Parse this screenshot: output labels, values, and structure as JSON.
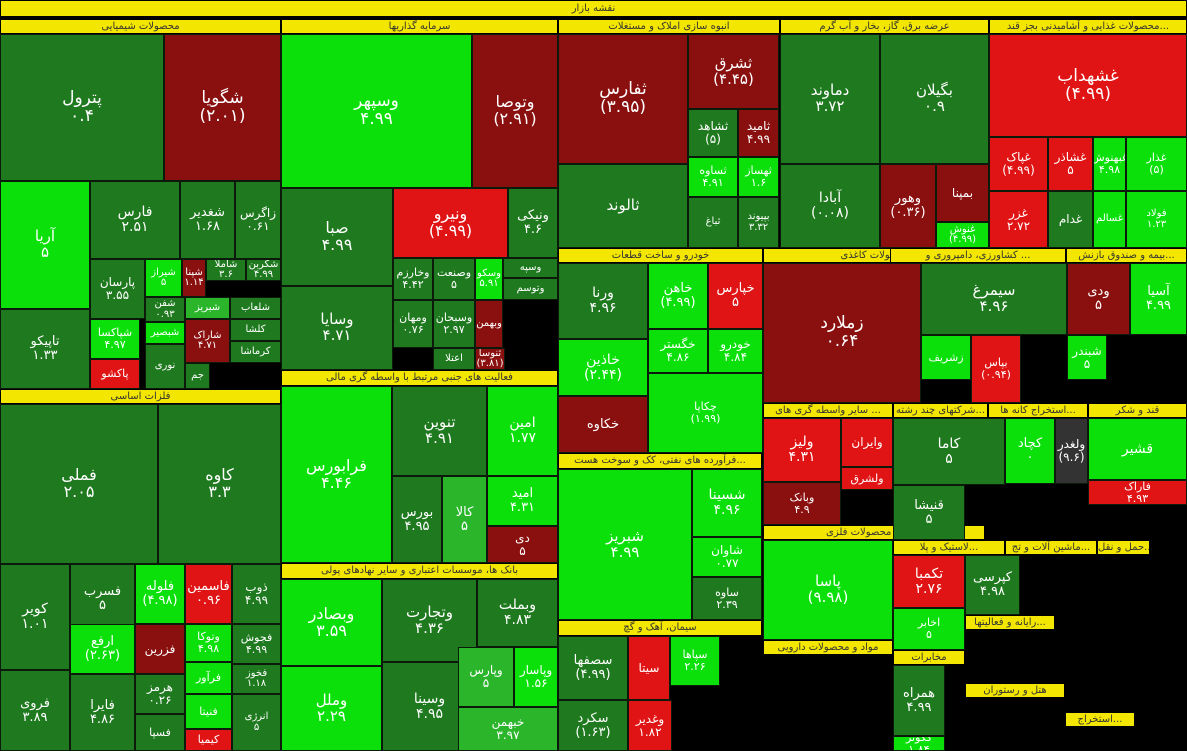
{
  "title": "نقشه بازار",
  "colors": {
    "dg": "#1f7a1f",
    "mg": "#2bb52b",
    "lg": "#0be00b",
    "dr": "#8a1010",
    "rr": "#e01414",
    "gray": "#333333"
  },
  "groups": [
    "محصولات شیمیایی",
    "سرمایه گذاریها",
    "انبوه سازی املاک و مستغلات",
    "عرضه برق، گاز، بخار و آب گرم",
    "محصولات غذایی و آشامیدنی بجز قند...",
    "فلزات اساسی",
    "فعالیت های جنبی مرتبط با واسطه گری مالی",
    "بانک ها، موسسات اعتباری و سایر نهادهای پولی",
    "خودرو و ساخت قطعات",
    "محصولات کاغذی",
    "کشاورزی، دامپروری و ...",
    "بیمه و صندوق بازنش...",
    "فرآورده های نفتی، کک و سوخت هست...",
    "سیمان، آهک و گچ",
    "استخراج کانه ها...",
    "شرکتهای چند رشته...",
    "سایر واسطه گری های ...",
    "قند و شکر",
    "ساخت محصولات فلزی",
    "لاستیک و پلا...",
    "ماشین آلات و تج...",
    "حمل و نقل...",
    "مواد و محصولات دارویی",
    "مخابرات",
    "رایانه و فعالیتها...",
    "هتل و رستوران",
    "استخراج..."
  ],
  "tiles": [
    {
      "n": "پترول",
      "v": "۰.۴"
    },
    {
      "n": "شگویا",
      "v": "(۲.۰۱)"
    },
    {
      "n": "آریا",
      "v": "۵"
    },
    {
      "n": "فارس",
      "v": "۲.۵۱"
    },
    {
      "n": "شغدیر",
      "v": "۱.۶۸"
    },
    {
      "n": "زاگرس",
      "v": "۰.۶۱"
    },
    {
      "n": "پارسان",
      "v": "۳.۵۵"
    },
    {
      "n": "تاپیکو",
      "v": "۱.۳۳"
    },
    {
      "n": "شپاکسا",
      "v": "۴.۹۷"
    },
    {
      "n": "پاکشو",
      "v": ""
    },
    {
      "n": "شیراز",
      "v": "۵"
    },
    {
      "n": "شپنا",
      "v": "۱.۱۴"
    },
    {
      "n": "شاملا",
      "v": "۳.۶"
    },
    {
      "n": "شکربن",
      "v": "۴.۹۹"
    },
    {
      "n": "شفن",
      "v": "۰.۹۳"
    },
    {
      "n": "شبریز",
      "v": ""
    },
    {
      "n": "شلعاب",
      "v": ""
    },
    {
      "n": "کلشا",
      "v": ""
    },
    {
      "n": "شبصیر",
      "v": ""
    },
    {
      "n": "شاراک",
      "v": "۴.۷۱"
    },
    {
      "n": "کرماشا",
      "v": ""
    },
    {
      "n": "جم",
      "v": ""
    },
    {
      "n": "نوری",
      "v": ""
    },
    {
      "n": "وسپهر",
      "v": "۴.۹۹"
    },
    {
      "n": "وتوصا",
      "v": "(۲.۹۱)"
    },
    {
      "n": "صبا",
      "v": "۴.۹۹"
    },
    {
      "n": "ونیرو",
      "v": "(۴.۹۹)"
    },
    {
      "n": "ونیکی",
      "v": "۴.۶"
    },
    {
      "n": "وسایا",
      "v": "۴.۷۱"
    },
    {
      "n": "وخارزم",
      "v": "۴.۴۲"
    },
    {
      "n": "وصنعت",
      "v": "۵"
    },
    {
      "n": "وسکو",
      "v": "۵.۹۱"
    },
    {
      "n": "وسپه",
      "v": ""
    },
    {
      "n": "وتوسم",
      "v": ""
    },
    {
      "n": "ومهان",
      "v": "۰.۷۶"
    },
    {
      "n": "وسبحان",
      "v": "۲.۹۷"
    },
    {
      "n": "وبهمن",
      "v": ""
    },
    {
      "n": "اعتلا",
      "v": ""
    },
    {
      "n": "ثنوسا",
      "v": "(۳.۸۱)"
    },
    {
      "n": "ثفارس",
      "v": "(۳.۹۵)"
    },
    {
      "n": "ثشرق",
      "v": "(۴.۴۵)"
    },
    {
      "n": "ثشاهد",
      "v": "(۵)"
    },
    {
      "n": "ثامید",
      "v": "۴.۹۹"
    },
    {
      "n": "ثساوه",
      "v": "۴.۹۱"
    },
    {
      "n": "ثهساز",
      "v": "۱.۶"
    },
    {
      "n": "ثالوند",
      "v": ""
    },
    {
      "n": "ثباغ",
      "v": ""
    },
    {
      "n": "بپیوند",
      "v": "۳.۳۲"
    },
    {
      "n": "دماوند",
      "v": "۳.۷۲"
    },
    {
      "n": "بگیلان",
      "v": "۰.۹"
    },
    {
      "n": "آبادا",
      "v": "(۰.۰۸)"
    },
    {
      "n": "وهور",
      "v": "(۰.۳۶)"
    },
    {
      "n": "بمپنا",
      "v": ""
    },
    {
      "n": "غنوش",
      "v": "(۴.۹۹)"
    },
    {
      "n": "غشهداب",
      "v": "(۴.۹۹)"
    },
    {
      "n": "غپاک",
      "v": "(۴.۹۹)"
    },
    {
      "n": "غشاذر",
      "v": "۵"
    },
    {
      "n": "غبهنوش",
      "v": "۴.۹۸"
    },
    {
      "n": "غذار",
      "v": "(۵)"
    },
    {
      "n": "غزر",
      "v": "۲.۷۲"
    },
    {
      "n": "غدام",
      "v": ""
    },
    {
      "n": "غسالم",
      "v": ""
    },
    {
      "n": "فولاد",
      "v": "۱.۲۳"
    },
    {
      "n": "فملی",
      "v": "۲.۰۵"
    },
    {
      "n": "کاوه",
      "v": "۳.۳"
    },
    {
      "n": "کویر",
      "v": "۱.۰۱"
    },
    {
      "n": "فسرب",
      "v": "۵"
    },
    {
      "n": "فلوله",
      "v": "(۴.۹۸)"
    },
    {
      "n": "فاسمین",
      "v": "۰.۹۶"
    },
    {
      "n": "ذوب",
      "v": "۴.۹۹"
    },
    {
      "n": "ارفع",
      "v": "(۲.۶۳)"
    },
    {
      "n": "فزرین",
      "v": ""
    },
    {
      "n": "وتوکا",
      "v": "۴.۹۸"
    },
    {
      "n": "فجوش",
      "v": "۴.۹۹"
    },
    {
      "n": "فخوز",
      "v": "۱.۱۸"
    },
    {
      "n": "فروی",
      "v": "۳.۸۹"
    },
    {
      "n": "فایرا",
      "v": "۴.۸۶"
    },
    {
      "n": "هرمز",
      "v": "۰.۲۶"
    },
    {
      "n": "فسپا",
      "v": ""
    },
    {
      "n": "فنیتا",
      "v": ""
    },
    {
      "n": "کیمیا",
      "v": ""
    },
    {
      "n": "فرآور",
      "v": ""
    },
    {
      "n": "انرژی",
      "v": "۵"
    },
    {
      "n": "فرابورس",
      "v": "۴.۴۶"
    },
    {
      "n": "تنوین",
      "v": "۴.۹۱"
    },
    {
      "n": "امین",
      "v": "۱.۷۷"
    },
    {
      "n": "بورس",
      "v": "۴.۹۵"
    },
    {
      "n": "کالا",
      "v": "۵"
    },
    {
      "n": "امید",
      "v": "۴.۳۱"
    },
    {
      "n": "دی",
      "v": "۵"
    },
    {
      "n": "وبصادر",
      "v": "۳.۵۹"
    },
    {
      "n": "وتجارت",
      "v": "۴.۳۶"
    },
    {
      "n": "وبملت",
      "v": "۴.۸۳"
    },
    {
      "n": "وملل",
      "v": "۲.۲۹"
    },
    {
      "n": "وسینا",
      "v": "۴.۹۵"
    },
    {
      "n": "وپاسار",
      "v": "۱.۵۶"
    },
    {
      "n": "وپارس",
      "v": "۵"
    },
    {
      "n": "خبهمن",
      "v": "۳.۹۷"
    },
    {
      "n": "ورنا",
      "v": "۴.۹۶"
    },
    {
      "n": "خاهن",
      "v": "(۴.۹۹)"
    },
    {
      "n": "خپارس",
      "v": "۵"
    },
    {
      "n": "خگستر",
      "v": "۴.۸۶"
    },
    {
      "n": "خودرو",
      "v": "۴.۸۴"
    },
    {
      "n": "خاذین",
      "v": "(۲.۴۴)"
    },
    {
      "n": "خکاوه",
      "v": ""
    },
    {
      "n": "چکاپا",
      "v": "(۱.۹۹)"
    },
    {
      "n": "زملارد",
      "v": "۰.۶۴"
    },
    {
      "n": "سیمرغ",
      "v": "۴.۹۶"
    },
    {
      "n": "زشریف",
      "v": ""
    },
    {
      "n": "بپاس",
      "v": "(۰.۹۴)"
    },
    {
      "n": "ودی",
      "v": "۵"
    },
    {
      "n": "آسیا",
      "v": "۴.۹۹"
    },
    {
      "n": "شبندر",
      "v": "۵"
    },
    {
      "n": "شبریز",
      "v": "۴.۹۹"
    },
    {
      "n": "شسینا",
      "v": "۴.۹۶"
    },
    {
      "n": "شاوان",
      "v": "۰.۷۷"
    },
    {
      "n": "ساوه",
      "v": "۲.۳۹"
    },
    {
      "n": "سصفها",
      "v": "(۴.۹۹)"
    },
    {
      "n": "سیتا",
      "v": ""
    },
    {
      "n": "سپاها",
      "v": "۲.۲۶"
    },
    {
      "n": "سکرد",
      "v": "(۱.۶۳)"
    },
    {
      "n": "وغدیر",
      "v": "۱.۸۲"
    },
    {
      "n": "کاما",
      "v": "۵"
    },
    {
      "n": "کچاد",
      "v": "۰"
    },
    {
      "n": "ولغدر",
      "v": "(۹.۶)"
    },
    {
      "n": "ولیز",
      "v": "۴.۳۱"
    },
    {
      "n": "وایران",
      "v": ""
    },
    {
      "n": "ولشرق",
      "v": ""
    },
    {
      "n": "وبانک",
      "v": "۴.۹"
    },
    {
      "n": "قنیشا",
      "v": "۵"
    },
    {
      "n": "قشیر",
      "v": ""
    },
    {
      "n": "فاراک",
      "v": "۴.۹۳"
    },
    {
      "n": "پاسا",
      "v": "(۹.۹۸)"
    },
    {
      "n": "تکمبا",
      "v": "۲.۷۶"
    },
    {
      "n": "کپرسی",
      "v": "۴.۹۸"
    },
    {
      "n": "اخابر",
      "v": "۵"
    },
    {
      "n": "همراه",
      "v": "۴.۹۹"
    },
    {
      "n": "گگوثر",
      "v": "۱.۸۴"
    }
  ]
}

..........

**Objective:**
Of the lines in the data, how many hold the string "واسطه"? State the number, nothing else.

**Task answer:**
2